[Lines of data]

-- START --

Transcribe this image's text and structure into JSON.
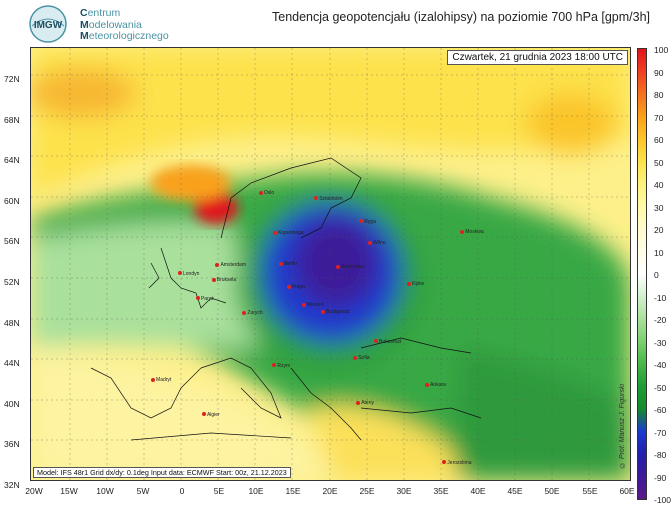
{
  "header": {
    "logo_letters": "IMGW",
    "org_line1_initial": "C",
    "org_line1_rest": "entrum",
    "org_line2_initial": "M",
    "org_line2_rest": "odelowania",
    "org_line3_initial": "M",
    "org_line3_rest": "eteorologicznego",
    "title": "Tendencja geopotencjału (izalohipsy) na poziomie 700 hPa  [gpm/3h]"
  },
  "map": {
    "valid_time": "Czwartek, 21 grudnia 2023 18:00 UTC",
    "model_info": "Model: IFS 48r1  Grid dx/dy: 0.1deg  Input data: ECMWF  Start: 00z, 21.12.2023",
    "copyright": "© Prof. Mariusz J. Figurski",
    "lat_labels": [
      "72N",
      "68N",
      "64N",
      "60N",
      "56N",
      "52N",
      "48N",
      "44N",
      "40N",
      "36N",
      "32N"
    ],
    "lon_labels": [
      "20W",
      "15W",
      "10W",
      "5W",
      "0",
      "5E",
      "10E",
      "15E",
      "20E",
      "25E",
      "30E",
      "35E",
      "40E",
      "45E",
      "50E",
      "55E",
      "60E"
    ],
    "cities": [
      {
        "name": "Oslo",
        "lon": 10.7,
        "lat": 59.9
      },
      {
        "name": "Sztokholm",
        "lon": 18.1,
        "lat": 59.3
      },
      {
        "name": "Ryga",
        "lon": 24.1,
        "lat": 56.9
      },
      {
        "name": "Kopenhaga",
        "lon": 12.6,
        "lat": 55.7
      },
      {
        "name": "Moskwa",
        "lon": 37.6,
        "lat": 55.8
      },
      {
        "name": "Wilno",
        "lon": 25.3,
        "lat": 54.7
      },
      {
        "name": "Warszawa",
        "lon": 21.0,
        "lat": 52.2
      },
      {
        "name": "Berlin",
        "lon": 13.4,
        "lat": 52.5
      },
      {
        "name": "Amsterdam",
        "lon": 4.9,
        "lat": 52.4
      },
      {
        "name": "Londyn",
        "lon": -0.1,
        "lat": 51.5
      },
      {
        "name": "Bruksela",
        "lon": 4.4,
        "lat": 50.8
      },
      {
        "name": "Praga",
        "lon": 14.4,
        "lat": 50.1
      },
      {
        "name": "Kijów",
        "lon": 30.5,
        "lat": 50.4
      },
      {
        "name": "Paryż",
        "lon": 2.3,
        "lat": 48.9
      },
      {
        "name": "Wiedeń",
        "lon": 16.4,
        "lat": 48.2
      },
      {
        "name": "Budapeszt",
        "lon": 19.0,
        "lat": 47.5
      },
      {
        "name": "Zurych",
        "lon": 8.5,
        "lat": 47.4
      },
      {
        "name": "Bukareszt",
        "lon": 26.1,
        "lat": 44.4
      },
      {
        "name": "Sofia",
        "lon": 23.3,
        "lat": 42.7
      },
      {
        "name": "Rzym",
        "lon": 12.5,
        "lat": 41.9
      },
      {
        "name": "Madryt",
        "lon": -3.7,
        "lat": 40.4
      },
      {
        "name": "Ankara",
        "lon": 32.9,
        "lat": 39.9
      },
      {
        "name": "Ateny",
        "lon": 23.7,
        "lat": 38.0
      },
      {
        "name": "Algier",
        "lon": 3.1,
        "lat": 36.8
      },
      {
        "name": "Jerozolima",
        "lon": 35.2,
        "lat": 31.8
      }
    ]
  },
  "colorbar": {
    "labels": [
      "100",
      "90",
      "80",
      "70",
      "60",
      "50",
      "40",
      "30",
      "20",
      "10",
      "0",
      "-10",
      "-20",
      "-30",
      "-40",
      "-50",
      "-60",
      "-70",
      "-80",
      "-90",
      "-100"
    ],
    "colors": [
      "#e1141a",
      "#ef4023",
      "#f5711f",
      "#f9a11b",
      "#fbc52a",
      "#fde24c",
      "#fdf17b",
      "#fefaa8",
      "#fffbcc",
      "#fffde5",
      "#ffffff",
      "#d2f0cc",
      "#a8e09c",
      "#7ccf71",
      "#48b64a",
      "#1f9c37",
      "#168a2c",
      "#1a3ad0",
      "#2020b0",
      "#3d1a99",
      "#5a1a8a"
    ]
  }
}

-- END --
-- START --

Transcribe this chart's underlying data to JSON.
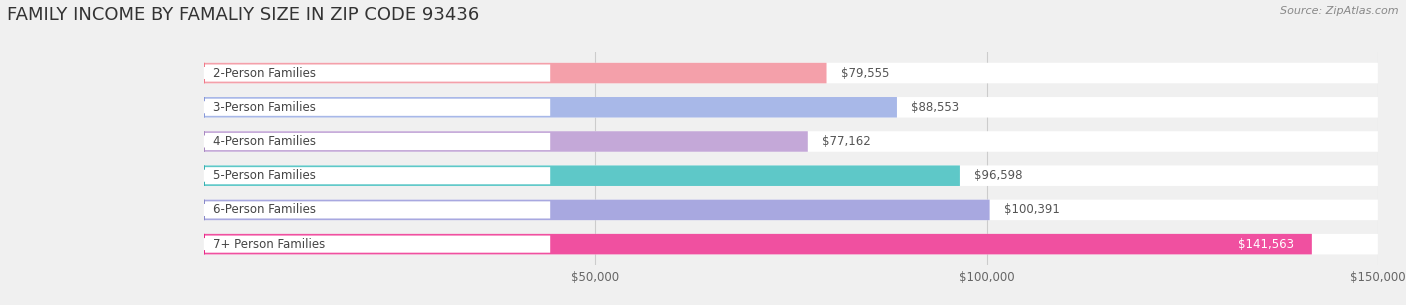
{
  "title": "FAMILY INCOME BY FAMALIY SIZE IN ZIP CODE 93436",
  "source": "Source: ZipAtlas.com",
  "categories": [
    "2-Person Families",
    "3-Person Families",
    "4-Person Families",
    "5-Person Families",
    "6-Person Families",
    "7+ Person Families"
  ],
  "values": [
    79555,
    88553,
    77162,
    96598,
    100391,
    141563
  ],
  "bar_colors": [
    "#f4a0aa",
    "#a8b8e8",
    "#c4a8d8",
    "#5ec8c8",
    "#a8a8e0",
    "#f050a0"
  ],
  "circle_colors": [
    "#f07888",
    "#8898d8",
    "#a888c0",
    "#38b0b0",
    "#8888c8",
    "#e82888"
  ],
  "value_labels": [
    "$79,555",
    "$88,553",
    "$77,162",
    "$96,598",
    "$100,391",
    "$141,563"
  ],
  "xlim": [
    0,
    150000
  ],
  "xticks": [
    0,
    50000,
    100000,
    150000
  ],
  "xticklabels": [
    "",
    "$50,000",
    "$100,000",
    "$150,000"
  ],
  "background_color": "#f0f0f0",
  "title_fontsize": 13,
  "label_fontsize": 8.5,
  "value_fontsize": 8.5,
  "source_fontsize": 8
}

-- END --
-- START --

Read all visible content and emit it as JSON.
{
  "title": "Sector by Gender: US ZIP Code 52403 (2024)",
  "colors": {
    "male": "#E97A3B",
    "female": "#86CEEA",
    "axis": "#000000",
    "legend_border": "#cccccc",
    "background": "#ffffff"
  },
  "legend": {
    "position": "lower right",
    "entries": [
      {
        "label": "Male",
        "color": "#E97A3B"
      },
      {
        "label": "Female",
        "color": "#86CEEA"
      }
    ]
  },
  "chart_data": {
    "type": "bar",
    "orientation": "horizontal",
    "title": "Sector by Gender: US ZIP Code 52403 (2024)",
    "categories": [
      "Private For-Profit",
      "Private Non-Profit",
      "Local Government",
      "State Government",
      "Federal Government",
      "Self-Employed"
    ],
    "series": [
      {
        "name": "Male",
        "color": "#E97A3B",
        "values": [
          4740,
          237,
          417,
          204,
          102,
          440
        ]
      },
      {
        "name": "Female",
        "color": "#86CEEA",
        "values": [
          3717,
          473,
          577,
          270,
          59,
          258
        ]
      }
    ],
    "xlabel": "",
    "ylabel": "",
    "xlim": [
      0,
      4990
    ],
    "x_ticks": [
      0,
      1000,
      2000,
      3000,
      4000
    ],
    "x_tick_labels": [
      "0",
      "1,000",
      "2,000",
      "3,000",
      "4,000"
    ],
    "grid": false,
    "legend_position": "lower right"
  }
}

-- END --

Your task -> Write out every line of the preceding listing that contains "Gender".

Response to the exercise ->
  "title": "Sector by Gender: US ZIP Code 52403 (2024)",
    "title": "Sector by Gender: US ZIP Code 52403 (2024)",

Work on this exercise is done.